What to do: Spot each line in the records below where the word "Aladdin" occurs, then copy it.

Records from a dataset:
## START
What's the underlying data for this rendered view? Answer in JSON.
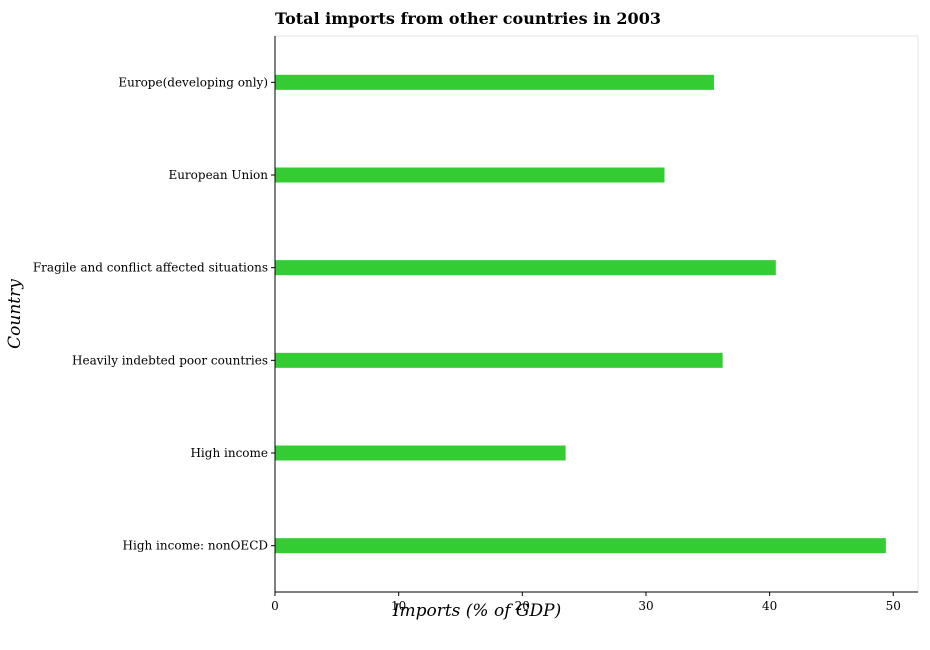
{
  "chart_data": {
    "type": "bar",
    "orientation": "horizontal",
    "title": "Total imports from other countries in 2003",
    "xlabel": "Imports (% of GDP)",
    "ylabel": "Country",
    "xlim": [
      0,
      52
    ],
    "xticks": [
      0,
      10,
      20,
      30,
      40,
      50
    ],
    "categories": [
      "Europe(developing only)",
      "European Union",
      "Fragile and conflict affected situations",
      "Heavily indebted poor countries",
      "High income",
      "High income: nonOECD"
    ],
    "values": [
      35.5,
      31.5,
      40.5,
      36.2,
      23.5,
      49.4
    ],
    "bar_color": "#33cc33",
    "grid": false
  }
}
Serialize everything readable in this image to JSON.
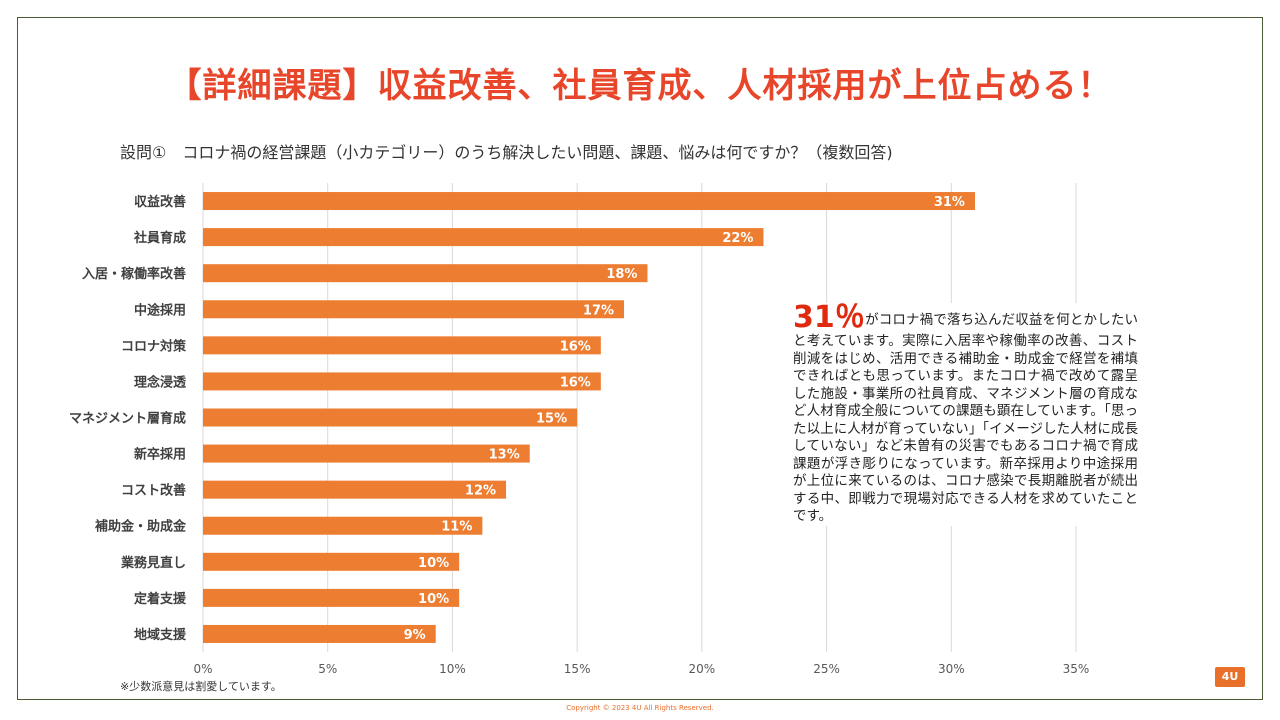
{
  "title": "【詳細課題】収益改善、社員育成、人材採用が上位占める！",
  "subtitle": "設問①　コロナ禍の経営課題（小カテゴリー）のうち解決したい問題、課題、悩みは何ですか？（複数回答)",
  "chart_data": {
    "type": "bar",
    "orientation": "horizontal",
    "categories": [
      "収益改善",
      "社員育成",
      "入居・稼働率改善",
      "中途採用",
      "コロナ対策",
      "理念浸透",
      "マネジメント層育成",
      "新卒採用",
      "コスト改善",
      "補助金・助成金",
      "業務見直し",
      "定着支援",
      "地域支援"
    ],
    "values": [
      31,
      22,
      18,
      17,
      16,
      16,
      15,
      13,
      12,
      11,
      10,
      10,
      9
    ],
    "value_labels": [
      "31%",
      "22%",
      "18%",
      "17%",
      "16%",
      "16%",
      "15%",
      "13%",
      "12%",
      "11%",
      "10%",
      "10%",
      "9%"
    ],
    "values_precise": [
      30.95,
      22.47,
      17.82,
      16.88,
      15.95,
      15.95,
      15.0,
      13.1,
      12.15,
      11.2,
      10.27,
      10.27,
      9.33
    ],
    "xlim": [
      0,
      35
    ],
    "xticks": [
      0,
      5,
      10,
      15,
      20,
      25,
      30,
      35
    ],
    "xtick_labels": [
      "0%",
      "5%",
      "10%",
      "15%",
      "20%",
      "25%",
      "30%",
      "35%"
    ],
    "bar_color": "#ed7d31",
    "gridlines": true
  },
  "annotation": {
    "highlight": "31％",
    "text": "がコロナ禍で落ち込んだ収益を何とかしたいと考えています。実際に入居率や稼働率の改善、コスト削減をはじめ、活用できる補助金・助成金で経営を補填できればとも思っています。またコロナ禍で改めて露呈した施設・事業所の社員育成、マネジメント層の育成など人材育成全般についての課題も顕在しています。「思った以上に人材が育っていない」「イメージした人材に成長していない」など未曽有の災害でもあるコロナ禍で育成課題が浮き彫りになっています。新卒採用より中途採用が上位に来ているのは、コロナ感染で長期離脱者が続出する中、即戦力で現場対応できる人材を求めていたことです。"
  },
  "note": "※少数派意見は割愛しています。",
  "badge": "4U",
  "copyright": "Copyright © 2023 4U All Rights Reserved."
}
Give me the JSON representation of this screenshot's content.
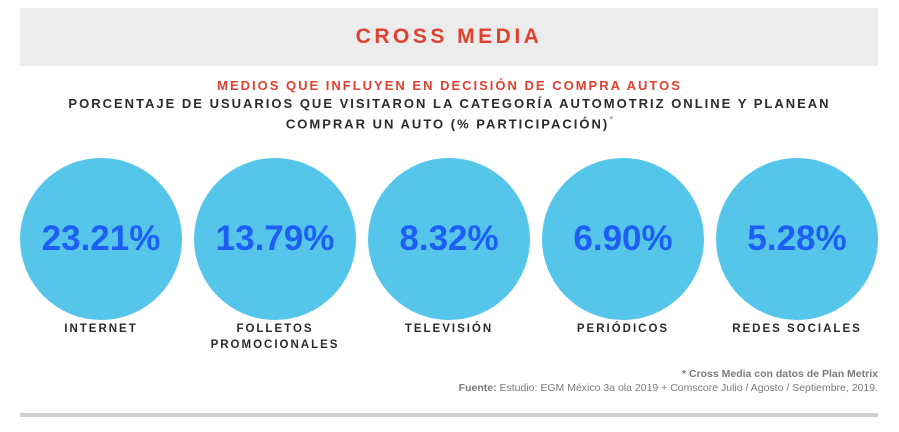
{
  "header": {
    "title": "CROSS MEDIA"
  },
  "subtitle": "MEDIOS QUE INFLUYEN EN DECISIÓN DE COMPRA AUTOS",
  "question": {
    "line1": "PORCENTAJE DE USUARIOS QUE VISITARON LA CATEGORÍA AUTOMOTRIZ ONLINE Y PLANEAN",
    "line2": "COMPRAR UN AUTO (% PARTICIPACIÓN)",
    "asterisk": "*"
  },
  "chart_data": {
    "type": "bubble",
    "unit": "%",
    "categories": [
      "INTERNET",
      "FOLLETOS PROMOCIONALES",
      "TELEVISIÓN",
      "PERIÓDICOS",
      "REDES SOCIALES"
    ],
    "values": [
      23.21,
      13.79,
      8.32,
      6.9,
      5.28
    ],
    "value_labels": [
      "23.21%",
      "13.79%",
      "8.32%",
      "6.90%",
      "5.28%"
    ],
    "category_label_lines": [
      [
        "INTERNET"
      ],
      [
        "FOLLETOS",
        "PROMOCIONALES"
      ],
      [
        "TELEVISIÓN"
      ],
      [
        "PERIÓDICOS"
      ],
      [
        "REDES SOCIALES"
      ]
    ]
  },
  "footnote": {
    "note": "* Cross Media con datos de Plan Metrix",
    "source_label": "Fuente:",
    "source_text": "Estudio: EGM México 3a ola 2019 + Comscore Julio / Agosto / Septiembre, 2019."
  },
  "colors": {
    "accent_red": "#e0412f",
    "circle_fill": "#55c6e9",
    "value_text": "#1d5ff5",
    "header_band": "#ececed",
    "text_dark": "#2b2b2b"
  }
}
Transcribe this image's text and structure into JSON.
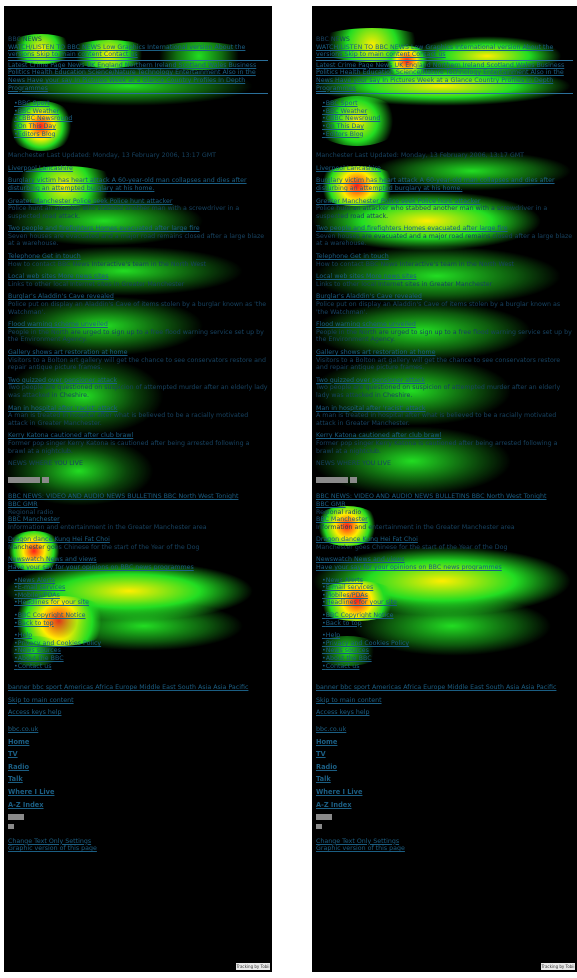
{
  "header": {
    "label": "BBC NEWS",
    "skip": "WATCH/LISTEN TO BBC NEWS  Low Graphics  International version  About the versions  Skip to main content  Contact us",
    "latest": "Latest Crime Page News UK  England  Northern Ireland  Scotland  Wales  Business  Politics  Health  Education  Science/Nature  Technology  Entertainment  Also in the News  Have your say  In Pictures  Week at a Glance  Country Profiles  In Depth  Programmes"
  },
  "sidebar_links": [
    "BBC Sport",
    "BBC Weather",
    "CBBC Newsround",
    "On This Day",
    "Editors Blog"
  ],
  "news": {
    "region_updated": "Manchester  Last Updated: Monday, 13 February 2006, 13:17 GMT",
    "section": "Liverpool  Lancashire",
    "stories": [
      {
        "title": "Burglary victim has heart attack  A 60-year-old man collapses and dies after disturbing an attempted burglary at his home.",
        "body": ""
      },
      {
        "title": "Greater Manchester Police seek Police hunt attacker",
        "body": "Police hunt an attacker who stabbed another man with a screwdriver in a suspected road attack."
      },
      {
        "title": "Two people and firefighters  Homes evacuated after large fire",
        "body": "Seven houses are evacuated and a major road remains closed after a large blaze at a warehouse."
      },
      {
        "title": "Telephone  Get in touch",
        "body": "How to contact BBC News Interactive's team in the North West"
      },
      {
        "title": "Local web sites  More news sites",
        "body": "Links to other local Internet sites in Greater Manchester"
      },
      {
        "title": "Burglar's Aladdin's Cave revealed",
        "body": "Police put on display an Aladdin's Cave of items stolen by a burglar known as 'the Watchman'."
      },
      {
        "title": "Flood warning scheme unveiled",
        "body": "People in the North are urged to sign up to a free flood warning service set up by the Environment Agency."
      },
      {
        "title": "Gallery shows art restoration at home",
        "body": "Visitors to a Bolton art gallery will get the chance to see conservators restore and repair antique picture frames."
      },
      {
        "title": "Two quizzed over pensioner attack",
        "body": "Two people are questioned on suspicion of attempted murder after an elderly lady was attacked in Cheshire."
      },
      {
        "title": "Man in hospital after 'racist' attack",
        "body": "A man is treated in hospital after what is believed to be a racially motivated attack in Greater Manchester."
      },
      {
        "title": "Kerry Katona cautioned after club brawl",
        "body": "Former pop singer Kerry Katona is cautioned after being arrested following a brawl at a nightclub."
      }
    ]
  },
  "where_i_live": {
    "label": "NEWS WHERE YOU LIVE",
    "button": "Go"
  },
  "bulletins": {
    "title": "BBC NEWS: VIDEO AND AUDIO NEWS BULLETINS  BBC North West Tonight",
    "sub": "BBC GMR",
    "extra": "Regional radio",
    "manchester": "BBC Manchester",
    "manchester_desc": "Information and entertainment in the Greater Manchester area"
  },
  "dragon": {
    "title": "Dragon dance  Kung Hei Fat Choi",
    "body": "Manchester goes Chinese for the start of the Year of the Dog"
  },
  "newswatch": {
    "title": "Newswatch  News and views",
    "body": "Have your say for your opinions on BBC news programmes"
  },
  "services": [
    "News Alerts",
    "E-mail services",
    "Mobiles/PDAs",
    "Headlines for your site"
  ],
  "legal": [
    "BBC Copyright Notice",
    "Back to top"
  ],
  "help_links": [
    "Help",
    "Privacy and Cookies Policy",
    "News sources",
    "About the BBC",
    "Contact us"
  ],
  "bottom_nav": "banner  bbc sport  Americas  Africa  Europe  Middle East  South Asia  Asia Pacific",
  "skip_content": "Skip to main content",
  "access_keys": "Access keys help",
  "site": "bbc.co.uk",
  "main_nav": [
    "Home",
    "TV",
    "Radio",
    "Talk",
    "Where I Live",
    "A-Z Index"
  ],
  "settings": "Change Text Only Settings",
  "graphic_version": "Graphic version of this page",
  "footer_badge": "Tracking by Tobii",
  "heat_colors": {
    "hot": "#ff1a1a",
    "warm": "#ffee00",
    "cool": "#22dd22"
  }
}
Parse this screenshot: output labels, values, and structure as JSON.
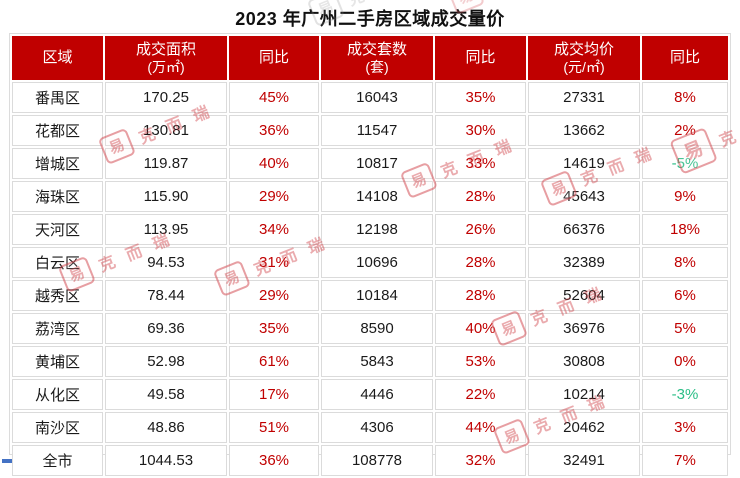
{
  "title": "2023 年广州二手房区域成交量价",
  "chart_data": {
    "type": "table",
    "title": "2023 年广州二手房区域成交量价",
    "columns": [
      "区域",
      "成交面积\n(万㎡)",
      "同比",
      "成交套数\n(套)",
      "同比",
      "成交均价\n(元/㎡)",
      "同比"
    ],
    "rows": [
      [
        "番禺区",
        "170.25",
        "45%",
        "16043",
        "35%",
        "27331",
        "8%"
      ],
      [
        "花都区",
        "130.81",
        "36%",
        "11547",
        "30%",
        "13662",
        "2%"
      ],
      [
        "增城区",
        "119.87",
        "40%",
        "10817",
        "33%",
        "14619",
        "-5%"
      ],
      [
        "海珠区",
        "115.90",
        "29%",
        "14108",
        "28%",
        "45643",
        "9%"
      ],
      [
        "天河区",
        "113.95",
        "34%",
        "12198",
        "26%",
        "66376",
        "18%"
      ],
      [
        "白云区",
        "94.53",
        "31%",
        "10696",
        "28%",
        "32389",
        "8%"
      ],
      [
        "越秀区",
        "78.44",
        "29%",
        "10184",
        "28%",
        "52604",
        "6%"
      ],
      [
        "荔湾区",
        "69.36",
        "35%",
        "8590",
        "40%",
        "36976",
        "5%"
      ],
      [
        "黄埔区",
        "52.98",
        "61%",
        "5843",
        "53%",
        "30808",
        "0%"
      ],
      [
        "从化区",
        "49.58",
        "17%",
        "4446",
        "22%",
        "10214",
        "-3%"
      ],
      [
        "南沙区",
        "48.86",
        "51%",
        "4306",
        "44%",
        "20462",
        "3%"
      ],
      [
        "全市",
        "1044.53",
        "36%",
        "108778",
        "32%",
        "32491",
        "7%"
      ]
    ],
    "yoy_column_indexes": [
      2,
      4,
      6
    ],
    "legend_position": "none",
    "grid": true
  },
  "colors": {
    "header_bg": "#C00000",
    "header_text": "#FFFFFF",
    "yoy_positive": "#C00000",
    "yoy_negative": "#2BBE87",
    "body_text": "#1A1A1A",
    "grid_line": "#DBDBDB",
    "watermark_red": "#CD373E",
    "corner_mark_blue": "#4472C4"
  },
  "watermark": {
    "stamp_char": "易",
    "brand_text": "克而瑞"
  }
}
## END
Exercise response:
        "title": "Burglar's Aladdin's Cave revealed",
        "body": "Police put on display an Aladdin's Cave of items stolen by a burglar known as 'the Watchman'."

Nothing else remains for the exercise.